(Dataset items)
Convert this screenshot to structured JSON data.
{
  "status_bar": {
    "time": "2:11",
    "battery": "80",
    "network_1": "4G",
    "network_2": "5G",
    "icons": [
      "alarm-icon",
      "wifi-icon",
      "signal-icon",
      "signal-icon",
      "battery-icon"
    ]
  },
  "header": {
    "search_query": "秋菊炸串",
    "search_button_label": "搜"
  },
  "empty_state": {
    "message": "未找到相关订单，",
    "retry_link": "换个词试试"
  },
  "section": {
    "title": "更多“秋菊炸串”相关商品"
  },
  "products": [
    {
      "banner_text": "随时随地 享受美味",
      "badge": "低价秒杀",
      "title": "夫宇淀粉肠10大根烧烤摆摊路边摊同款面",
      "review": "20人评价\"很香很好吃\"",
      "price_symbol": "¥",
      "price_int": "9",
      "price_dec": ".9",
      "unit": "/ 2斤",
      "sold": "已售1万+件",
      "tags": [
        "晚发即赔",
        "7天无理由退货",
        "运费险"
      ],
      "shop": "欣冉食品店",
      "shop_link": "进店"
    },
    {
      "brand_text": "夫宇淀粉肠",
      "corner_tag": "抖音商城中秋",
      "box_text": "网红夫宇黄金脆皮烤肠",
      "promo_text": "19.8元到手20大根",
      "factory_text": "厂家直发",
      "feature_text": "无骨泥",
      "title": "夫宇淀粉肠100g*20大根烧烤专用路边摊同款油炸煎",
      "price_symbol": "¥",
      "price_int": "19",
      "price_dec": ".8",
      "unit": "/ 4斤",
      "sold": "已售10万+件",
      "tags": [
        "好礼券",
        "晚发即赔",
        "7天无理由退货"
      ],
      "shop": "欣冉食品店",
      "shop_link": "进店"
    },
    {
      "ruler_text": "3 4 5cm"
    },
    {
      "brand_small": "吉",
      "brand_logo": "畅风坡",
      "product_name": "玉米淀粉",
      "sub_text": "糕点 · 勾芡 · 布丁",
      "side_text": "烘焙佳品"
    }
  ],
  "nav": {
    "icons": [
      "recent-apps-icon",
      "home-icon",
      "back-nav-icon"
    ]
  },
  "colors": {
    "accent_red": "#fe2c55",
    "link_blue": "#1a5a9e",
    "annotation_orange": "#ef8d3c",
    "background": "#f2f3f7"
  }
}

...

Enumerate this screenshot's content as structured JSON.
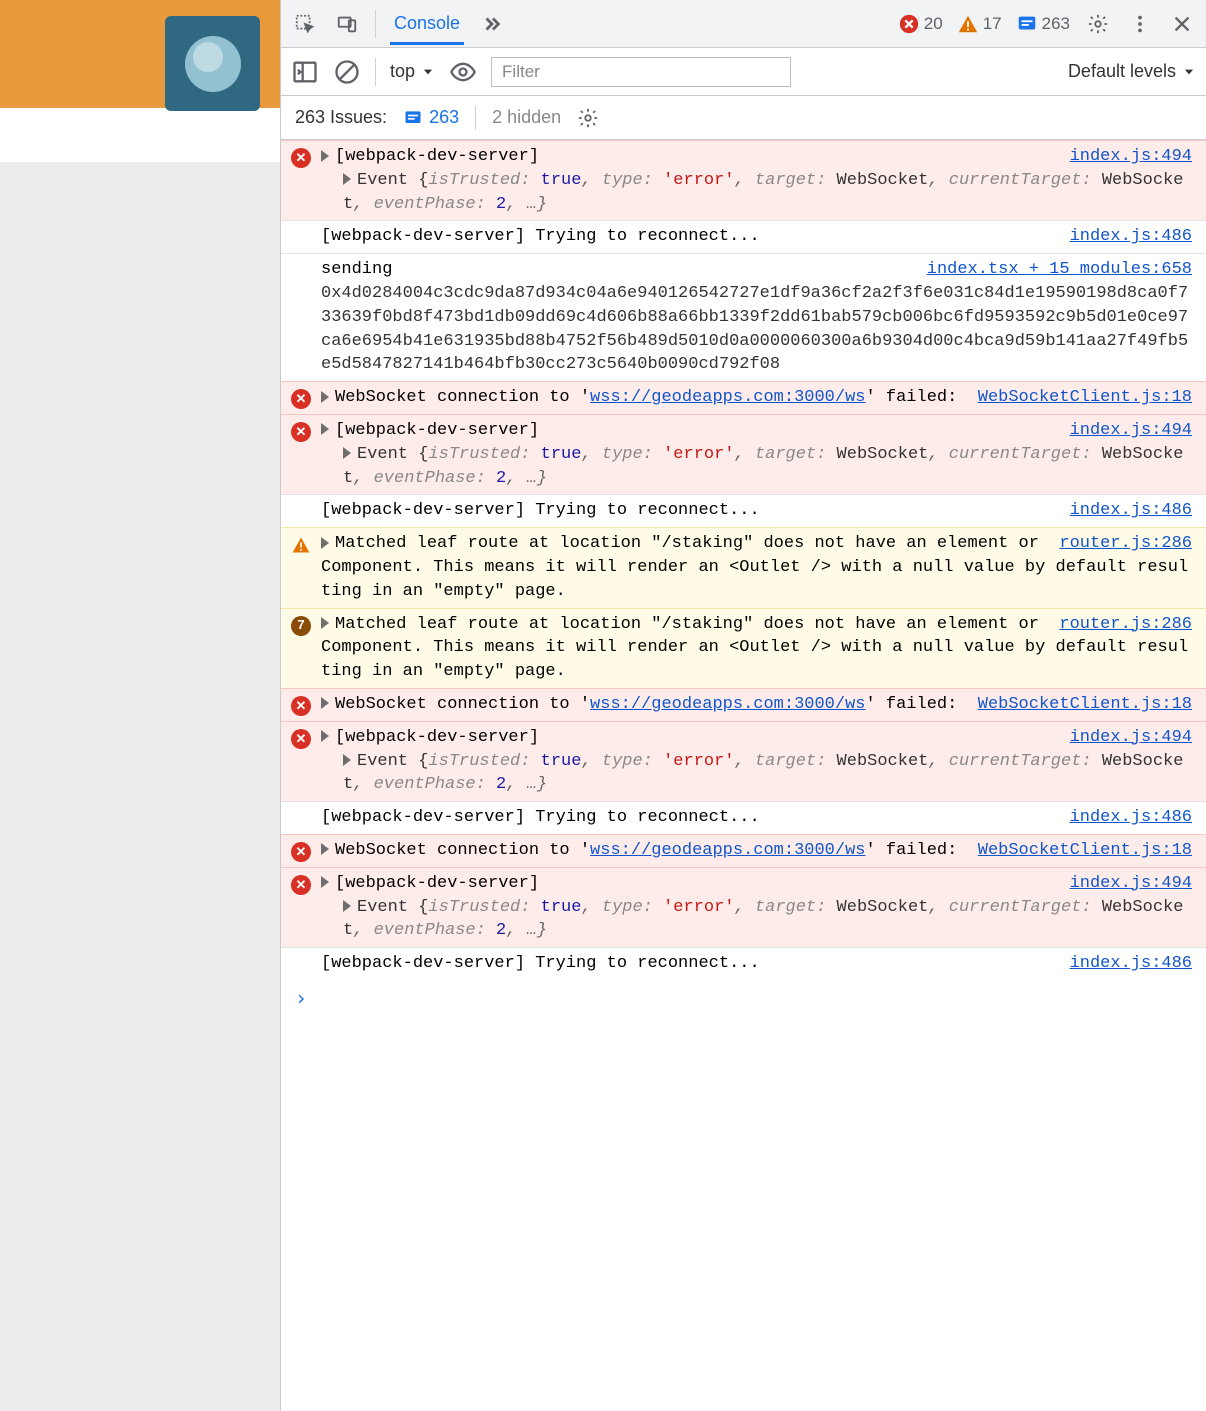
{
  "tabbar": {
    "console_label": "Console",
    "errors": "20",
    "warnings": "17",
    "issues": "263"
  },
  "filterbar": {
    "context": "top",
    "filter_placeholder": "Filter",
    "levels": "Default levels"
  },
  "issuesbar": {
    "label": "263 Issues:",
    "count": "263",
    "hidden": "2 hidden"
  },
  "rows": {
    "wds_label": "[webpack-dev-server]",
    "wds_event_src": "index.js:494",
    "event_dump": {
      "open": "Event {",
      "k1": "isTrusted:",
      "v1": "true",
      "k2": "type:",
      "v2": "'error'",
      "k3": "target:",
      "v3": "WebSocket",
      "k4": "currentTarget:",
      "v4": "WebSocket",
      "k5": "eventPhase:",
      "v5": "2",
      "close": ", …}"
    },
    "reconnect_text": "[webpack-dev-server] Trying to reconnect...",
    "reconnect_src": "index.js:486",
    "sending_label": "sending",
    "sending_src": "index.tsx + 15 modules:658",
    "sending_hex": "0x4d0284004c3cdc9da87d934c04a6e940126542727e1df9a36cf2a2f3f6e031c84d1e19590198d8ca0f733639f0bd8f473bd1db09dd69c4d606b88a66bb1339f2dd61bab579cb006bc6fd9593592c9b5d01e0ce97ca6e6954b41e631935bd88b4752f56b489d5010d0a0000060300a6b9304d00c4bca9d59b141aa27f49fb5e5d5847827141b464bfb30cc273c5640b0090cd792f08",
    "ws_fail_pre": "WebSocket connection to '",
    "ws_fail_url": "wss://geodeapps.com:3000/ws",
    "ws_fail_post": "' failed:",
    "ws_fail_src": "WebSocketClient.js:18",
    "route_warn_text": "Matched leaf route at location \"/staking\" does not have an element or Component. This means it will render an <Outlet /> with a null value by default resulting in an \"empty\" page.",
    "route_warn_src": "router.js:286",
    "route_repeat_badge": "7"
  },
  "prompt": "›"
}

* * *

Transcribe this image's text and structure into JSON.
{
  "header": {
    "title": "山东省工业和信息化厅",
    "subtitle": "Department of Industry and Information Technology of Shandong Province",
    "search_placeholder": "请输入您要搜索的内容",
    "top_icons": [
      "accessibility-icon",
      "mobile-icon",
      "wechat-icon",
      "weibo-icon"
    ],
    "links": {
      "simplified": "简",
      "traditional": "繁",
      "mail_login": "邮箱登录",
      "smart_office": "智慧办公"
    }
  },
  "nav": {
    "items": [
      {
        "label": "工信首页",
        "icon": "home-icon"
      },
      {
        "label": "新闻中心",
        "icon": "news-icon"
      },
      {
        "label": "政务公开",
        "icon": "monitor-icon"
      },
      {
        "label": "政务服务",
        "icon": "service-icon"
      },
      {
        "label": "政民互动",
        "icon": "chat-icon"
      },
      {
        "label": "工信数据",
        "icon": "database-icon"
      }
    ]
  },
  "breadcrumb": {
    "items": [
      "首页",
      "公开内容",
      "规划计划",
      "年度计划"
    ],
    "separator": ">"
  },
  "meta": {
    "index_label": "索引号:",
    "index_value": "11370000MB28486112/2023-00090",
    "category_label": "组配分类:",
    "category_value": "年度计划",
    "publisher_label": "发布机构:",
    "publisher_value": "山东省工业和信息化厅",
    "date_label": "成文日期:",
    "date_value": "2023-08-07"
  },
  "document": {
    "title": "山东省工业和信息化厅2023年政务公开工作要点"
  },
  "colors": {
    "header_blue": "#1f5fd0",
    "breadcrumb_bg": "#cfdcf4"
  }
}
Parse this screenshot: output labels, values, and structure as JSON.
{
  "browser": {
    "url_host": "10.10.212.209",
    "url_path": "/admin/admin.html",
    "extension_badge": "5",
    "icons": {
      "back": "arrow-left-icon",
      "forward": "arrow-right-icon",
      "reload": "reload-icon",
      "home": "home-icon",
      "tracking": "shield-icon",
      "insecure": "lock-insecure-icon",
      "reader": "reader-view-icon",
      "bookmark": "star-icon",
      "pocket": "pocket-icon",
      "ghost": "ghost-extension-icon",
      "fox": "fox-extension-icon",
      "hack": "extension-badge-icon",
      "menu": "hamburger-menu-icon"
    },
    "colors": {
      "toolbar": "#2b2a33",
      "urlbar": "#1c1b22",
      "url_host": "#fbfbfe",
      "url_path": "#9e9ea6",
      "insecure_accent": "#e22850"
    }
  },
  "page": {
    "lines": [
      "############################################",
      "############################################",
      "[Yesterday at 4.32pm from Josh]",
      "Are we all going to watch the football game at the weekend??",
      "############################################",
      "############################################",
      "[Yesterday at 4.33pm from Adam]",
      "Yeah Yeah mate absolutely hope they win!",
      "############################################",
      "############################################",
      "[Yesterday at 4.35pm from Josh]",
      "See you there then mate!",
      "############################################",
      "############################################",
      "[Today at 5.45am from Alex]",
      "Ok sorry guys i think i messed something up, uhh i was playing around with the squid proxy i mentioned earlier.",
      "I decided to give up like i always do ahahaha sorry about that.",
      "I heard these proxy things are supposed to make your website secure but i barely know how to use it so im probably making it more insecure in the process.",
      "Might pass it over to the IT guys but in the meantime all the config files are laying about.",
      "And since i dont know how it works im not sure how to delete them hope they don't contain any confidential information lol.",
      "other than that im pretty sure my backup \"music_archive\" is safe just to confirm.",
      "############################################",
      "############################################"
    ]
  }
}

Problem to solve:
All lines of the data above that include the word "webpack" must be shown.

Reply:
    "wds_label": "[webpack-dev-server]",
    "reconnect_text": "[webpack-dev-server] Trying to reconnect...",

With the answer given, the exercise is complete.